Gather from the listing below each line that includes the word "Bust", and copy it.

(Collection entries)
--

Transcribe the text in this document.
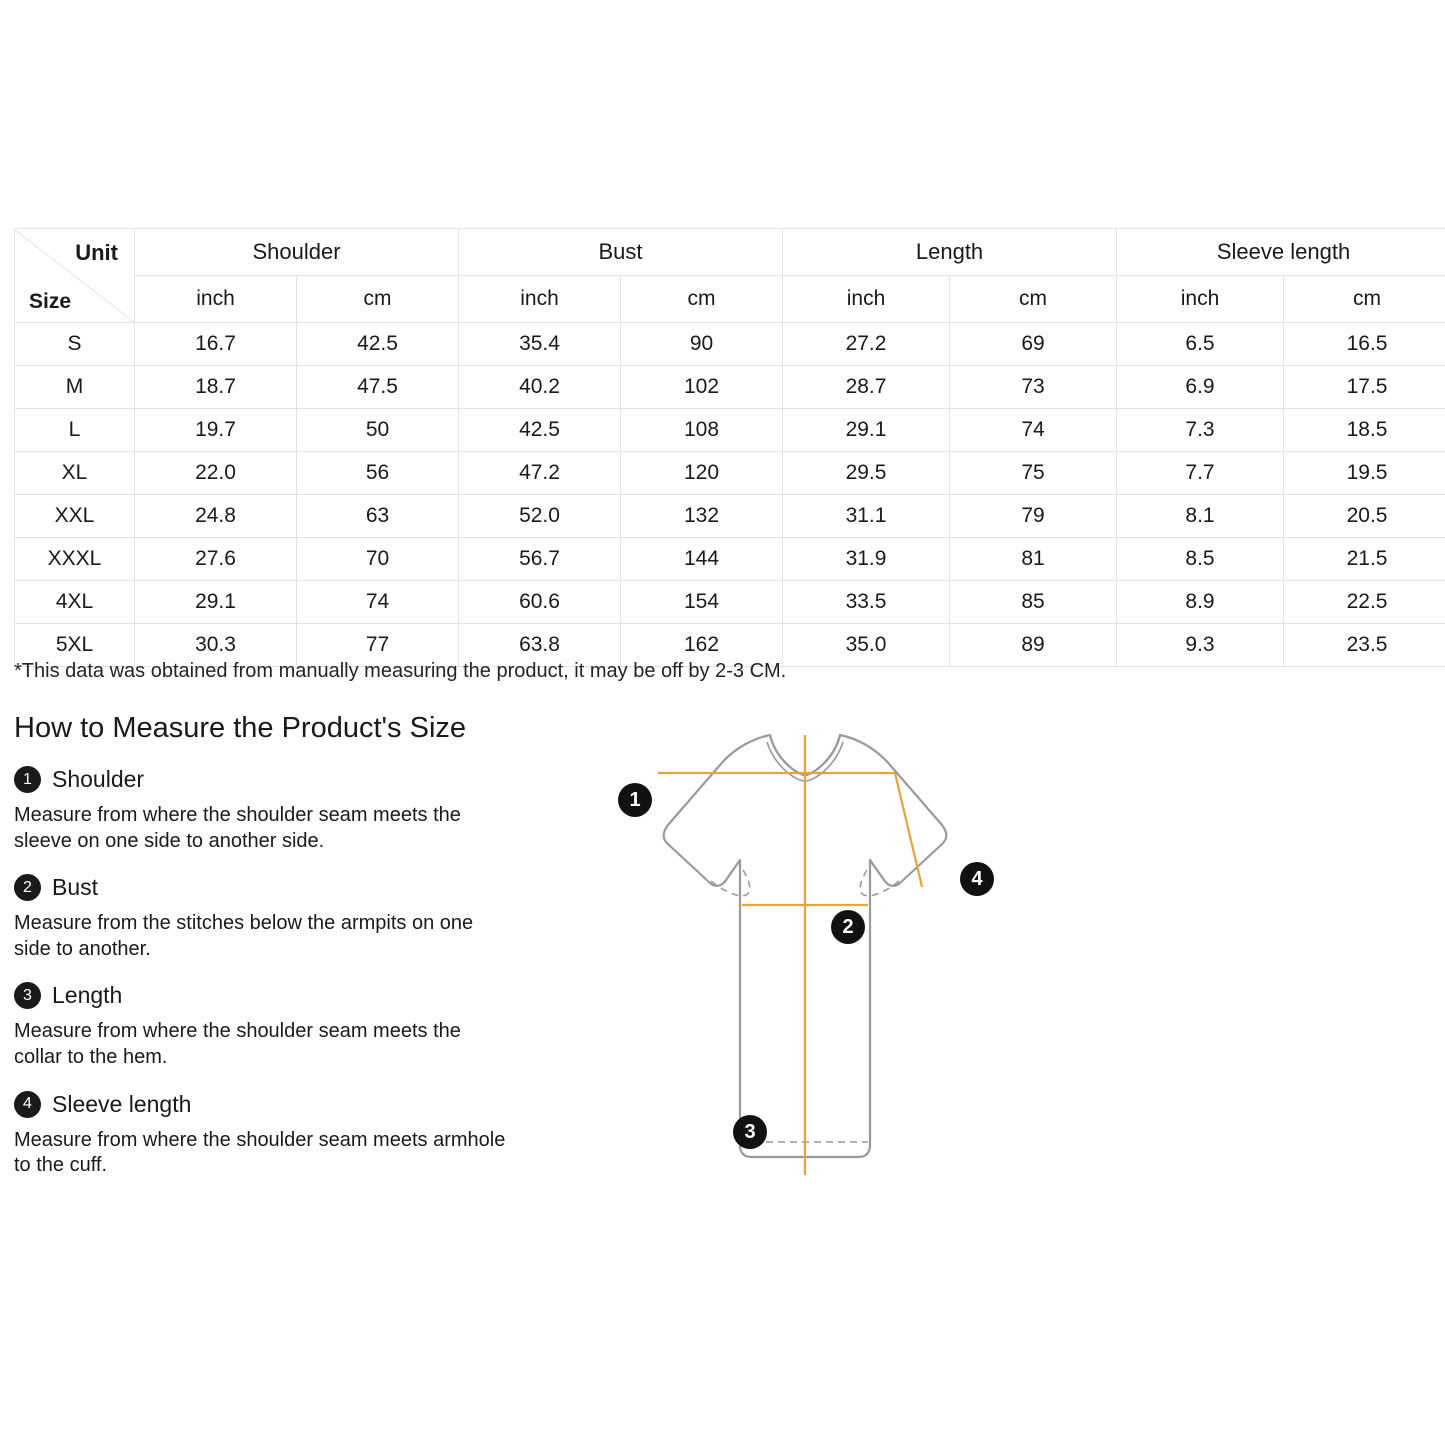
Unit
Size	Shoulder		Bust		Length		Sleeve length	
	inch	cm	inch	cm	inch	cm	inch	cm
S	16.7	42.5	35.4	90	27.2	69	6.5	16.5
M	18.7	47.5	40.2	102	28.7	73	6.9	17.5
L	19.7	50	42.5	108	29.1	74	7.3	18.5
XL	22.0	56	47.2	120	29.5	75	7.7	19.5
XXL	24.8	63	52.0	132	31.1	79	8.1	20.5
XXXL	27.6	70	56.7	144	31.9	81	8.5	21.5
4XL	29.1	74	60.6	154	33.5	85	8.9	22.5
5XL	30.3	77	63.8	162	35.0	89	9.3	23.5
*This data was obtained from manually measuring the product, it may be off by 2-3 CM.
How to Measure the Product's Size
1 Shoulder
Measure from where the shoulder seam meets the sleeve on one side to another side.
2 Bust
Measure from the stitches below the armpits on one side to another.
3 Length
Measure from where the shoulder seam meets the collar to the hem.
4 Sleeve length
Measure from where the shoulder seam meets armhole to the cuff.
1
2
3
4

--

* [The answer]
Size	Shoulder		Bust		Length		Sleeve length	
2 Bust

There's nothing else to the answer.